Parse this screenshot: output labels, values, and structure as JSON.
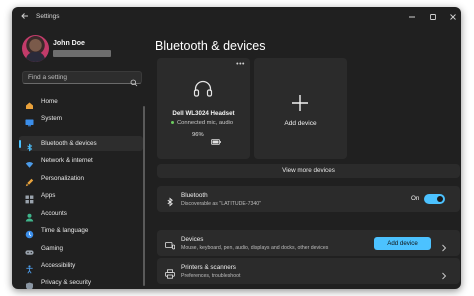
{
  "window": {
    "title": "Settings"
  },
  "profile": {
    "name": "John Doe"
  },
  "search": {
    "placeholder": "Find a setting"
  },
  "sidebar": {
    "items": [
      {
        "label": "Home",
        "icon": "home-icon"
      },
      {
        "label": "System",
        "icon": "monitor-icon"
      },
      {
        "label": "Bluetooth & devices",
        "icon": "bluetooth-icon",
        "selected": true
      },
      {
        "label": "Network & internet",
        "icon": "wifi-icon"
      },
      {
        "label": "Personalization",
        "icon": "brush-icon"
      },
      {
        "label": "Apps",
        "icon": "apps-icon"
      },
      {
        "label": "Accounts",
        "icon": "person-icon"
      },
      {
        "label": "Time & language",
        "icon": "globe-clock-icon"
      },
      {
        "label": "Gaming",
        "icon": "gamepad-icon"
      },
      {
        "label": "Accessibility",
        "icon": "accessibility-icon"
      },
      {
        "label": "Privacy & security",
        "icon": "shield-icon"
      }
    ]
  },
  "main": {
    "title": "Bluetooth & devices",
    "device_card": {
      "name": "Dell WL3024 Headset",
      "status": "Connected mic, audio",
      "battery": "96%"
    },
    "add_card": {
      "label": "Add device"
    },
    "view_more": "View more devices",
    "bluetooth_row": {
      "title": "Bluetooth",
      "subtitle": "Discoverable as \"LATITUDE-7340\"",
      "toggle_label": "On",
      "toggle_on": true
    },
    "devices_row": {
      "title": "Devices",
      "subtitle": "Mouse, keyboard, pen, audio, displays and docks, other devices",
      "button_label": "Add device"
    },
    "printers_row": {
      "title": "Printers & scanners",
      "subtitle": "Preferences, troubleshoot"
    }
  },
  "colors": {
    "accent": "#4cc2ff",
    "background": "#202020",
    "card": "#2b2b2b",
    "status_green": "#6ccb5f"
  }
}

========================================

Your instructions → Repeat the material above in full and unchanged, minus its images.

Solution to the problem →
Parse this screenshot: output labels, values, and structure as JSON.
{
  "window": {
    "title": "Settings"
  },
  "profile": {
    "name": "John Doe"
  },
  "search": {
    "placeholder": "Find a setting"
  },
  "sidebar": {
    "items": [
      {
        "label": "Home",
        "icon": "home-icon"
      },
      {
        "label": "System",
        "icon": "monitor-icon"
      },
      {
        "label": "Bluetooth & devices",
        "icon": "bluetooth-icon",
        "selected": true
      },
      {
        "label": "Network & internet",
        "icon": "wifi-icon"
      },
      {
        "label": "Personalization",
        "icon": "brush-icon"
      },
      {
        "label": "Apps",
        "icon": "apps-icon"
      },
      {
        "label": "Accounts",
        "icon": "person-icon"
      },
      {
        "label": "Time & language",
        "icon": "globe-clock-icon"
      },
      {
        "label": "Gaming",
        "icon": "gamepad-icon"
      },
      {
        "label": "Accessibility",
        "icon": "accessibility-icon"
      },
      {
        "label": "Privacy & security",
        "icon": "shield-icon"
      }
    ]
  },
  "main": {
    "title": "Bluetooth & devices",
    "device_card": {
      "name": "Dell WL3024 Headset",
      "status": "Connected mic, audio",
      "battery": "96%"
    },
    "add_card": {
      "label": "Add device"
    },
    "view_more": "View more devices",
    "bluetooth_row": {
      "title": "Bluetooth",
      "subtitle": "Discoverable as \"LATITUDE-7340\"",
      "toggle_label": "On",
      "toggle_on": true
    },
    "devices_row": {
      "title": "Devices",
      "subtitle": "Mouse, keyboard, pen, audio, displays and docks, other devices",
      "button_label": "Add device"
    },
    "printers_row": {
      "title": "Printers & scanners",
      "subtitle": "Preferences, troubleshoot"
    }
  },
  "colors": {
    "accent": "#4cc2ff",
    "background": "#202020",
    "card": "#2b2b2b",
    "status_green": "#6ccb5f"
  }
}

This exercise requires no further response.